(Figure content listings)

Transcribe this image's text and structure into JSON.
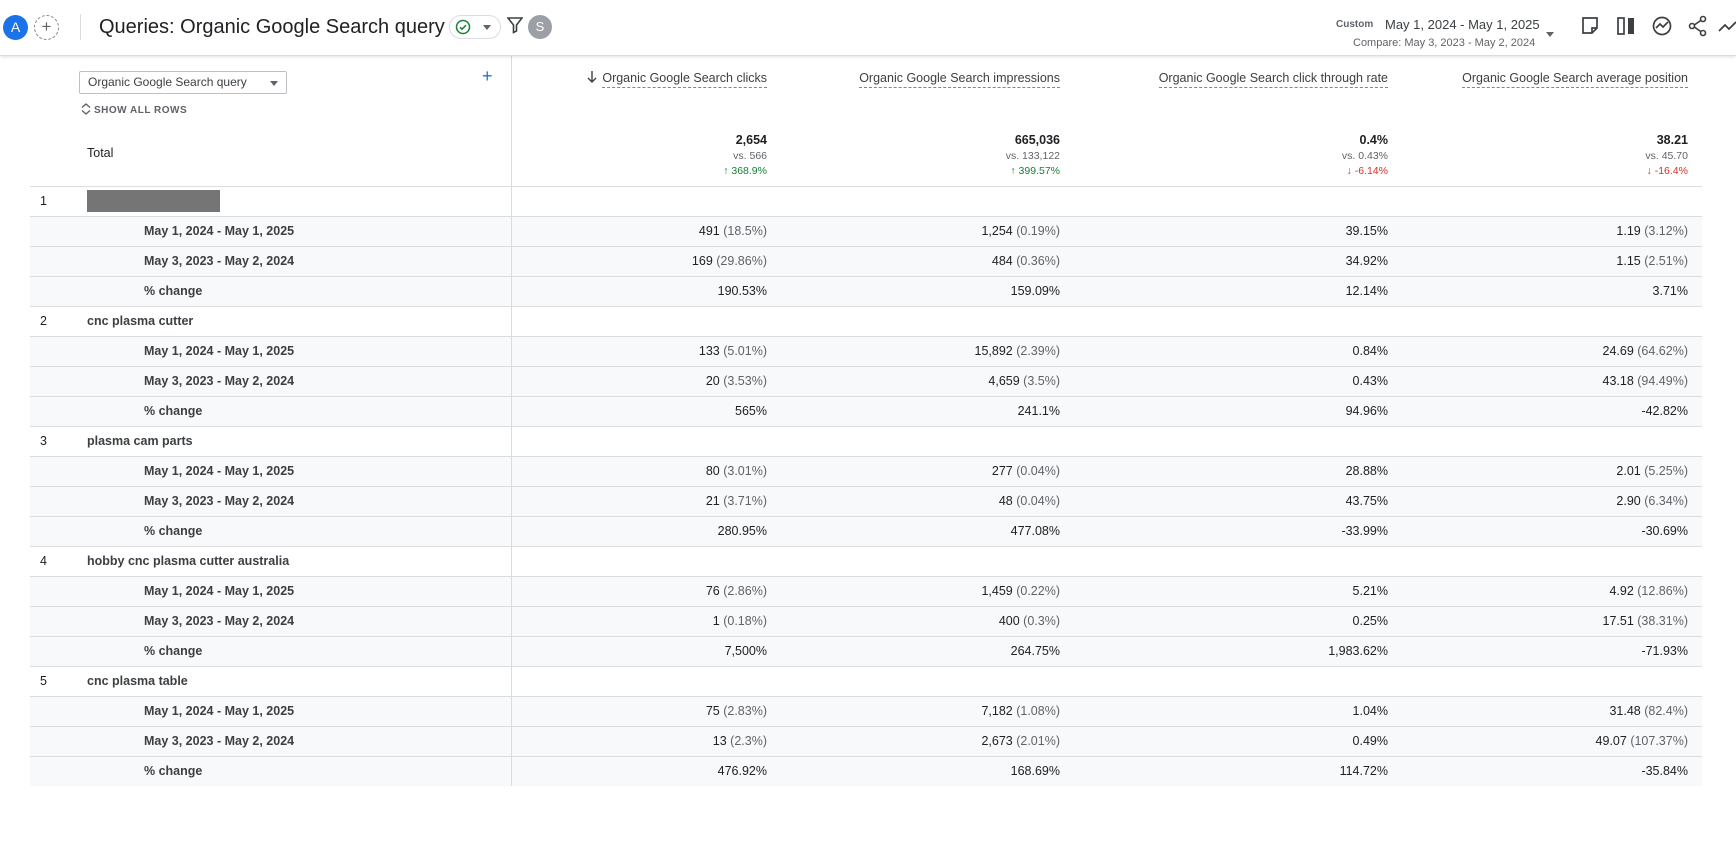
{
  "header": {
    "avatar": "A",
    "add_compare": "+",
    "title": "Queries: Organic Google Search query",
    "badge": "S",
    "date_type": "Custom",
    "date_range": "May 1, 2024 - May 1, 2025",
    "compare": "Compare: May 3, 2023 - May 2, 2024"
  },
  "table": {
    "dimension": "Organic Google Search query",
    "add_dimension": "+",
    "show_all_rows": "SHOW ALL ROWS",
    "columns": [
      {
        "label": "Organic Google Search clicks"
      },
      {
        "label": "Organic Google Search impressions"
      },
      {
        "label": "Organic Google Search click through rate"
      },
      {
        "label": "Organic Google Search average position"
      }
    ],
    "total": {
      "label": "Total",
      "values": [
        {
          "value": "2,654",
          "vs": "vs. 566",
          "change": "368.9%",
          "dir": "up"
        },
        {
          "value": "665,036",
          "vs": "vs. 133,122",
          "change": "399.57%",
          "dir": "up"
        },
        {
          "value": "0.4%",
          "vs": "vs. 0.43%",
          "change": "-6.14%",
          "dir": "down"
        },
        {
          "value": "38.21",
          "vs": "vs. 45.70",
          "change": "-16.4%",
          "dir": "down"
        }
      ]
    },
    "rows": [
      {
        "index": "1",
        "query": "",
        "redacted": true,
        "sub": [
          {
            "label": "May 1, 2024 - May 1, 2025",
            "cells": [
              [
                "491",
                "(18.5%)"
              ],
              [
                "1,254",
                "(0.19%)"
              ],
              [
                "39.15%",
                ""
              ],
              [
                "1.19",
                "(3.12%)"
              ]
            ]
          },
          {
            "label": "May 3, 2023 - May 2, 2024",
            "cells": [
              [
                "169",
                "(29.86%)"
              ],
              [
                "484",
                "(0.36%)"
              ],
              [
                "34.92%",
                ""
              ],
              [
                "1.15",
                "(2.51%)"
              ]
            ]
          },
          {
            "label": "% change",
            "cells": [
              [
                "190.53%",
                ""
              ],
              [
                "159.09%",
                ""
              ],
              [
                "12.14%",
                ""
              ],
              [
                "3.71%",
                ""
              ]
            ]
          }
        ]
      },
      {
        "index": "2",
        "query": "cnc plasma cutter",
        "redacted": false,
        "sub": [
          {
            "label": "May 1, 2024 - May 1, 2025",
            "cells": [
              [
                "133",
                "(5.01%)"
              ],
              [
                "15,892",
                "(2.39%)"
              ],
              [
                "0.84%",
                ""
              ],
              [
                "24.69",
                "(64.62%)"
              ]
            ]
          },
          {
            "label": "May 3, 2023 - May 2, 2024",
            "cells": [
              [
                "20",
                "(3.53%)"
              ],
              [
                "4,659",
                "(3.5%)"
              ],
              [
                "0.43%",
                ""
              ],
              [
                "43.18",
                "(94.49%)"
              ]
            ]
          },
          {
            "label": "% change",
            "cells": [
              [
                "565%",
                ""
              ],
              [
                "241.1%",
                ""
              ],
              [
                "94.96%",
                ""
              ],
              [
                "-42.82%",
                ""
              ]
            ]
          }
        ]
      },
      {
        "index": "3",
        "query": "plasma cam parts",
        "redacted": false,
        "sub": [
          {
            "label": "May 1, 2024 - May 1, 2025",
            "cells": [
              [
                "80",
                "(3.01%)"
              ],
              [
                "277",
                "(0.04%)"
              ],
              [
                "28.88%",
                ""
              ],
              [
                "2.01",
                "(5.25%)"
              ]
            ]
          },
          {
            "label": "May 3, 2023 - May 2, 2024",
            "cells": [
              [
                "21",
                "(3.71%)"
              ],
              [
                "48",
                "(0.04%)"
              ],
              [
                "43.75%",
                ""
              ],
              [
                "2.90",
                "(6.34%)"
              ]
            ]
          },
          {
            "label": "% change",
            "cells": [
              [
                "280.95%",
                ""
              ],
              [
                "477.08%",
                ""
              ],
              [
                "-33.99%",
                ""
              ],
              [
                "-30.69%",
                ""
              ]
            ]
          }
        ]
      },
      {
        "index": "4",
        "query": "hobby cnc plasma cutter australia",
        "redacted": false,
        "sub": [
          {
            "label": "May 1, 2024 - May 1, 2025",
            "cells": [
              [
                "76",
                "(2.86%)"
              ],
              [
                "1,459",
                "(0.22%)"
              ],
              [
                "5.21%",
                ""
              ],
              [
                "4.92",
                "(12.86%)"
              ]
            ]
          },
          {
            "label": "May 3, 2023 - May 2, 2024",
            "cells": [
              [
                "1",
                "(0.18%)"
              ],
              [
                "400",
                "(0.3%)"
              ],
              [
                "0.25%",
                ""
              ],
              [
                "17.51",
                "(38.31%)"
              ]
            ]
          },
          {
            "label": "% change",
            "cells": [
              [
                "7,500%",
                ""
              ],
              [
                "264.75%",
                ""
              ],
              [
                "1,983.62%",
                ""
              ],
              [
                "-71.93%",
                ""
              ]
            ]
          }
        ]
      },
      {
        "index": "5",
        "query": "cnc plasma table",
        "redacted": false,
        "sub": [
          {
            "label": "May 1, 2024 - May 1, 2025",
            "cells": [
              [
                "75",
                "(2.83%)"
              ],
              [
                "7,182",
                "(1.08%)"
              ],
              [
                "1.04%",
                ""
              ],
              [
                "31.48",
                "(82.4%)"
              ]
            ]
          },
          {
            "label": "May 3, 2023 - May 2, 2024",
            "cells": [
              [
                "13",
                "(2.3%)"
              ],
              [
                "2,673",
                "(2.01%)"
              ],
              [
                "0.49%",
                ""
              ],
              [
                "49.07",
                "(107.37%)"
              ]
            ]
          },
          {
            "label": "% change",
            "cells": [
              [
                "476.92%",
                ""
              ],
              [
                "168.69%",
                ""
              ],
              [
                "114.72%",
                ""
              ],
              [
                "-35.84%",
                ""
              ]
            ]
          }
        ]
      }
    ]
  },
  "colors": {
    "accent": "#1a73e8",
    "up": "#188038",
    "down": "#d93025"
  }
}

→ TASK
All of the data needs repeating exactly, but the pictures do not.

→ RESPONSE TO THE TASK
Transcribe this image's text and structure into JSON.
{
  "header": {
    "avatar": "A",
    "add_compare": "+",
    "title": "Queries: Organic Google Search query",
    "badge": "S",
    "date_type": "Custom",
    "date_range": "May 1, 2024 - May 1, 2025",
    "compare": "Compare: May 3, 2023 - May 2, 2024"
  },
  "table": {
    "dimension": "Organic Google Search query",
    "add_dimension": "+",
    "show_all_rows": "SHOW ALL ROWS",
    "columns": [
      {
        "label": "Organic Google Search clicks"
      },
      {
        "label": "Organic Google Search impressions"
      },
      {
        "label": "Organic Google Search click through rate"
      },
      {
        "label": "Organic Google Search average position"
      }
    ],
    "total": {
      "label": "Total",
      "values": [
        {
          "value": "2,654",
          "vs": "vs. 566",
          "change": "368.9%",
          "dir": "up"
        },
        {
          "value": "665,036",
          "vs": "vs. 133,122",
          "change": "399.57%",
          "dir": "up"
        },
        {
          "value": "0.4%",
          "vs": "vs. 0.43%",
          "change": "-6.14%",
          "dir": "down"
        },
        {
          "value": "38.21",
          "vs": "vs. 45.70",
          "change": "-16.4%",
          "dir": "down"
        }
      ]
    },
    "rows": [
      {
        "index": "1",
        "query": "",
        "redacted": true,
        "sub": [
          {
            "label": "May 1, 2024 - May 1, 2025",
            "cells": [
              [
                "491",
                "(18.5%)"
              ],
              [
                "1,254",
                "(0.19%)"
              ],
              [
                "39.15%",
                ""
              ],
              [
                "1.19",
                "(3.12%)"
              ]
            ]
          },
          {
            "label": "May 3, 2023 - May 2, 2024",
            "cells": [
              [
                "169",
                "(29.86%)"
              ],
              [
                "484",
                "(0.36%)"
              ],
              [
                "34.92%",
                ""
              ],
              [
                "1.15",
                "(2.51%)"
              ]
            ]
          },
          {
            "label": "% change",
            "cells": [
              [
                "190.53%",
                ""
              ],
              [
                "159.09%",
                ""
              ],
              [
                "12.14%",
                ""
              ],
              [
                "3.71%",
                ""
              ]
            ]
          }
        ]
      },
      {
        "index": "2",
        "query": "cnc plasma cutter",
        "redacted": false,
        "sub": [
          {
            "label": "May 1, 2024 - May 1, 2025",
            "cells": [
              [
                "133",
                "(5.01%)"
              ],
              [
                "15,892",
                "(2.39%)"
              ],
              [
                "0.84%",
                ""
              ],
              [
                "24.69",
                "(64.62%)"
              ]
            ]
          },
          {
            "label": "May 3, 2023 - May 2, 2024",
            "cells": [
              [
                "20",
                "(3.53%)"
              ],
              [
                "4,659",
                "(3.5%)"
              ],
              [
                "0.43%",
                ""
              ],
              [
                "43.18",
                "(94.49%)"
              ]
            ]
          },
          {
            "label": "% change",
            "cells": [
              [
                "565%",
                ""
              ],
              [
                "241.1%",
                ""
              ],
              [
                "94.96%",
                ""
              ],
              [
                "-42.82%",
                ""
              ]
            ]
          }
        ]
      },
      {
        "index": "3",
        "query": "plasma cam parts",
        "redacted": false,
        "sub": [
          {
            "label": "May 1, 2024 - May 1, 2025",
            "cells": [
              [
                "80",
                "(3.01%)"
              ],
              [
                "277",
                "(0.04%)"
              ],
              [
                "28.88%",
                ""
              ],
              [
                "2.01",
                "(5.25%)"
              ]
            ]
          },
          {
            "label": "May 3, 2023 - May 2, 2024",
            "cells": [
              [
                "21",
                "(3.71%)"
              ],
              [
                "48",
                "(0.04%)"
              ],
              [
                "43.75%",
                ""
              ],
              [
                "2.90",
                "(6.34%)"
              ]
            ]
          },
          {
            "label": "% change",
            "cells": [
              [
                "280.95%",
                ""
              ],
              [
                "477.08%",
                ""
              ],
              [
                "-33.99%",
                ""
              ],
              [
                "-30.69%",
                ""
              ]
            ]
          }
        ]
      },
      {
        "index": "4",
        "query": "hobby cnc plasma cutter australia",
        "redacted": false,
        "sub": [
          {
            "label": "May 1, 2024 - May 1, 2025",
            "cells": [
              [
                "76",
                "(2.86%)"
              ],
              [
                "1,459",
                "(0.22%)"
              ],
              [
                "5.21%",
                ""
              ],
              [
                "4.92",
                "(12.86%)"
              ]
            ]
          },
          {
            "label": "May 3, 2023 - May 2, 2024",
            "cells": [
              [
                "1",
                "(0.18%)"
              ],
              [
                "400",
                "(0.3%)"
              ],
              [
                "0.25%",
                ""
              ],
              [
                "17.51",
                "(38.31%)"
              ]
            ]
          },
          {
            "label": "% change",
            "cells": [
              [
                "7,500%",
                ""
              ],
              [
                "264.75%",
                ""
              ],
              [
                "1,983.62%",
                ""
              ],
              [
                "-71.93%",
                ""
              ]
            ]
          }
        ]
      },
      {
        "index": "5",
        "query": "cnc plasma table",
        "redacted": false,
        "sub": [
          {
            "label": "May 1, 2024 - May 1, 2025",
            "cells": [
              [
                "75",
                "(2.83%)"
              ],
              [
                "7,182",
                "(1.08%)"
              ],
              [
                "1.04%",
                ""
              ],
              [
                "31.48",
                "(82.4%)"
              ]
            ]
          },
          {
            "label": "May 3, 2023 - May 2, 2024",
            "cells": [
              [
                "13",
                "(2.3%)"
              ],
              [
                "2,673",
                "(2.01%)"
              ],
              [
                "0.49%",
                ""
              ],
              [
                "49.07",
                "(107.37%)"
              ]
            ]
          },
          {
            "label": "% change",
            "cells": [
              [
                "476.92%",
                ""
              ],
              [
                "168.69%",
                ""
              ],
              [
                "114.72%",
                ""
              ],
              [
                "-35.84%",
                ""
              ]
            ]
          }
        ]
      }
    ]
  },
  "colors": {
    "accent": "#1a73e8",
    "up": "#188038",
    "down": "#d93025"
  }
}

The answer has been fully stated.